Provided information:
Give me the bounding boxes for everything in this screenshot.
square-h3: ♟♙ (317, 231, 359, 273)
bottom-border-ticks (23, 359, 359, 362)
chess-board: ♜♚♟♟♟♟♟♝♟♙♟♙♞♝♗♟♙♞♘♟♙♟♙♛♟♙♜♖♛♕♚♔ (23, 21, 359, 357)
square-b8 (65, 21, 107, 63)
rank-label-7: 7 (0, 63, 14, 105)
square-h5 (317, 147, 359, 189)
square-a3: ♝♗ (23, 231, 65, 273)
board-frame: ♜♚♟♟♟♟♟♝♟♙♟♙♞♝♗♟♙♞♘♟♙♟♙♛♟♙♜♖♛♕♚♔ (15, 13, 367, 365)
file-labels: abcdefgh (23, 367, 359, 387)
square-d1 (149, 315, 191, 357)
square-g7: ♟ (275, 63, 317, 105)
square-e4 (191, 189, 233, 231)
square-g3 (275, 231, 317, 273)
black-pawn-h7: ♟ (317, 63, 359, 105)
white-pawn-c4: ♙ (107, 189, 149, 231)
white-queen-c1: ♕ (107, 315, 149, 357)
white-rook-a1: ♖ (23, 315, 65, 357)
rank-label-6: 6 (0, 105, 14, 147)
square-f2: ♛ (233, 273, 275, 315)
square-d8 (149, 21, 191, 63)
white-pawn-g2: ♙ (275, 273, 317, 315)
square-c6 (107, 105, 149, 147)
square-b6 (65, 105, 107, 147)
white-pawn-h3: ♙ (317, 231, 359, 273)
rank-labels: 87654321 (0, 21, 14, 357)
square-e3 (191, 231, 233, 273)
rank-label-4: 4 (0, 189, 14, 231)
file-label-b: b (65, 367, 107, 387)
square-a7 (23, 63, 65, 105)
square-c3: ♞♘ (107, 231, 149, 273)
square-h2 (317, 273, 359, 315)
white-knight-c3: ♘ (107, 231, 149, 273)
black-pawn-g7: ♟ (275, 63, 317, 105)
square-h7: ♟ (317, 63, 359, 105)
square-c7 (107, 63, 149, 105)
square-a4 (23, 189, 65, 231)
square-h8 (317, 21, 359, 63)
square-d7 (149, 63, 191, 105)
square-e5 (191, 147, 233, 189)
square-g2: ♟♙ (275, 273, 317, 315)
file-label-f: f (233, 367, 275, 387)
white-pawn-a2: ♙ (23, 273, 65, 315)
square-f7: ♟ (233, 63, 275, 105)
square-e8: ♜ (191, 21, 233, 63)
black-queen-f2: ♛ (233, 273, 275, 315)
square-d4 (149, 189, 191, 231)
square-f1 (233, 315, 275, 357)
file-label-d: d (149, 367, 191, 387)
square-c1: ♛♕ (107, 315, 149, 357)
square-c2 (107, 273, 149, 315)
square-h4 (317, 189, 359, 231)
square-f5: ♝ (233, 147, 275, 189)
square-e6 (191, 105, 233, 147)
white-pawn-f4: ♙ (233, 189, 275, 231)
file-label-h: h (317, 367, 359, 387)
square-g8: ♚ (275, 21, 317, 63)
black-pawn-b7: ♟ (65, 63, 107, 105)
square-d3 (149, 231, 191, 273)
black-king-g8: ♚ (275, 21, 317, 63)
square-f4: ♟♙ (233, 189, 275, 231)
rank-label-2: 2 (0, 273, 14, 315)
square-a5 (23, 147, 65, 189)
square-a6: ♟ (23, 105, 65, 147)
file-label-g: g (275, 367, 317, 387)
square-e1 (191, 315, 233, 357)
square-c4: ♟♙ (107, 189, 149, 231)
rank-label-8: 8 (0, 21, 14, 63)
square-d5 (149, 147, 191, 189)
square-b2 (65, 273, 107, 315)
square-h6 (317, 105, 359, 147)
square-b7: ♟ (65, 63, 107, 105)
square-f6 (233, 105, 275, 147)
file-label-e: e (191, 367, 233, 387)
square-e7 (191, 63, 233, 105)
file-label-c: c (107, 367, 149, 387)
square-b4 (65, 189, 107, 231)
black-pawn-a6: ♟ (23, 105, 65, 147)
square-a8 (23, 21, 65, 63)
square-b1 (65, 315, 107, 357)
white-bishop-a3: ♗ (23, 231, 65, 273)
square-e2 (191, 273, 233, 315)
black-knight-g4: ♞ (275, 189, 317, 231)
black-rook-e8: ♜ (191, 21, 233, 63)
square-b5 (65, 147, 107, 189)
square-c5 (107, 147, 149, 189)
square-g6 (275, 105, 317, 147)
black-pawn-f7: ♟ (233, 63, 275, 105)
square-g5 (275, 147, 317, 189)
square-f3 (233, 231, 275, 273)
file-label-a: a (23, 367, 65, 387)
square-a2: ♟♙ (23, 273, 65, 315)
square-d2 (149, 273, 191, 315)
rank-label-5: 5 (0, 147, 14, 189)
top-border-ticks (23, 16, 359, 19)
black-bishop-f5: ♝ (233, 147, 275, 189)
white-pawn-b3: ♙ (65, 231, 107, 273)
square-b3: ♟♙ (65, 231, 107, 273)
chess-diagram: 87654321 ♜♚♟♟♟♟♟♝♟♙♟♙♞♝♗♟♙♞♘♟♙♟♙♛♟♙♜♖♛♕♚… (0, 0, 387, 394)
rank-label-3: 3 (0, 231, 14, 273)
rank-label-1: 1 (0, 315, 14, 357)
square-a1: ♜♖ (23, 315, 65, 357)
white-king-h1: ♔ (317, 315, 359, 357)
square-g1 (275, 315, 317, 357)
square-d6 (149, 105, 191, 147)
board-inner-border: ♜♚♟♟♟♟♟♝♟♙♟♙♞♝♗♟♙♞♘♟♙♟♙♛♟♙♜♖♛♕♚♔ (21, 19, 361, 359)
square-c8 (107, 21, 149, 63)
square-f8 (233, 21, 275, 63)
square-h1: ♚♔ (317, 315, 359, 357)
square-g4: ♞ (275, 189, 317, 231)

--

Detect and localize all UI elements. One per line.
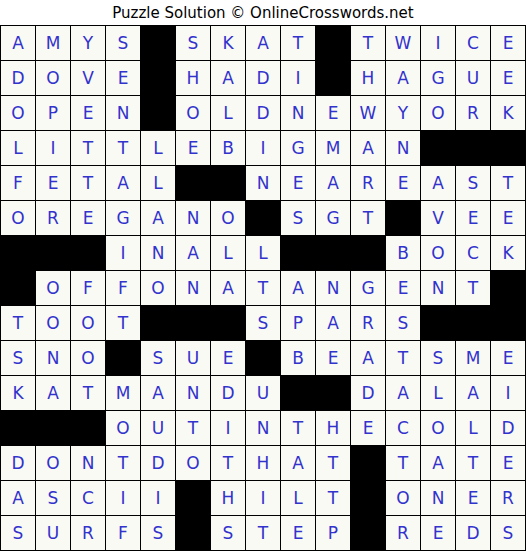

Set exercise: Format the lines of the data above, from the line containing "Give me the" through the line containing "black-pawn-b7: ♟ (65, 63, 107, 105)", as a JSON list of strings with one string per line and blank lines omitted.

Output for this task:
[
  "Give me the bounding boxes for everything in this screenshot.",
  "square-h3: ♟♙ (317, 231, 359, 273)",
  "bottom-border-ticks (23, 359, 359, 362)",
  "chess-board: ♜♚♟♟♟♟♟♝♟♙♟♙♞♝♗♟♙♞♘♟♙♟♙♛♟♙♜♖♛♕♚♔ (23, 21, 359, 357)",
  "square-b8 (65, 21, 107, 63)",
  "rank-label-7: 7 (0, 63, 14, 105)",
  "square-h5 (317, 147, 359, 189)",
  "square-a3: ♝♗ (23, 231, 65, 273)",
  "board-frame: ♜♚♟♟♟♟♟♝♟♙♟♙♞♝♗♟♙♞♘♟♙♟♙♛♟♙♜♖♛♕♚♔ (15, 13, 367, 365)",
  "file-labels: abcdefgh (23, 367, 359, 387)",
  "square-d1 (149, 315, 191, 357)",
  "square-g7: ♟ (275, 63, 317, 105)",
  "square-e4 (191, 189, 233, 231)",
  "square-g3 (275, 231, 317, 273)",
  "black-pawn-h7: ♟ (317, 63, 359, 105)",
  "white-pawn-c4: ♙ (107, 189, 149, 231)",
  "white-queen-c1: ♕ (107, 315, 149, 357)",
  "white-rook-a1: ♖ (23, 315, 65, 357)",
  "rank-label-6: 6 (0, 105, 14, 147)",
  "square-f2: ♛ (233, 273, 275, 315)",
  "square-d8 (149, 21, 191, 63)",
  "white-pawn-g2: ♙ (275, 273, 317, 315)",
  "square-c6 (107, 105, 149, 147)",
  "square-b6 (65, 105, 107, 147)",
  "white-pawn-h3: ♙ (317, 231, 359, 273)",
  "rank-labels: 87654321 (0, 21, 14, 357)",
  "square-e3 (191, 231, 233, 273)",
  "rank-label-4: 4 (0, 189, 14, 231)",
  "file-label-b: b (65, 367, 107, 387)",
  "square-a7 (23, 63, 65, 105)",
  "square-c3: ♞♘ (107, 231, 149, 273)",
  "square-h2 (317, 273, 359, 315)",
  "white-knight-c3: ♘ (107, 231, 149, 273)",
  "black-pawn-g7: ♟ (275, 63, 317, 105)",
  "square-h7: ♟ (317, 63, 359, 105)",
  "square-c7 (107, 63, 149, 105)",
  "square-a4 (23, 189, 65, 231)",
  "square-h8 (317, 21, 359, 63)",
  "square-d7 (149, 63, 191, 105)",
  "square-e5 (191, 147, 233, 189)",
  "square-g2: ♟♙ (275, 273, 317, 315)",
  "file-label-f: f (233, 367, 275, 387)",
  "white-pawn-a2: ♙ (23, 273, 65, 315)",
  "square-f7: ♟ (233, 63, 275, 105)",
  "square-e8: ♜ (191, 21, 233, 63)",
  "black-queen-f2: ♛ (233, 273, 275, 315)",
  "square-d4 (149, 189, 191, 231)",
  "square-f1 (233, 315, 275, 357)",
  "file-label-d: d (149, 367, 191, 387)",
  "square-c1: ♛♕ (107, 315, 149, 357)",
  "square-c2 (107, 273, 149, 315)",
  "square-h4 (317, 189, 359, 231)",
  "square-f5: ♝ (233, 147, 275, 189)",
  "square-e6 (191, 105, 233, 147)",
  "white-pawn-f4: ♙ (233, 189, 275, 231)",
  "file-label-h: h (317, 367, 359, 387)",
  "square-g8: ♚ (275, 21, 317, 63)",
  "black-pawn-b7: ♟ (65, 63, 107, 105)"
]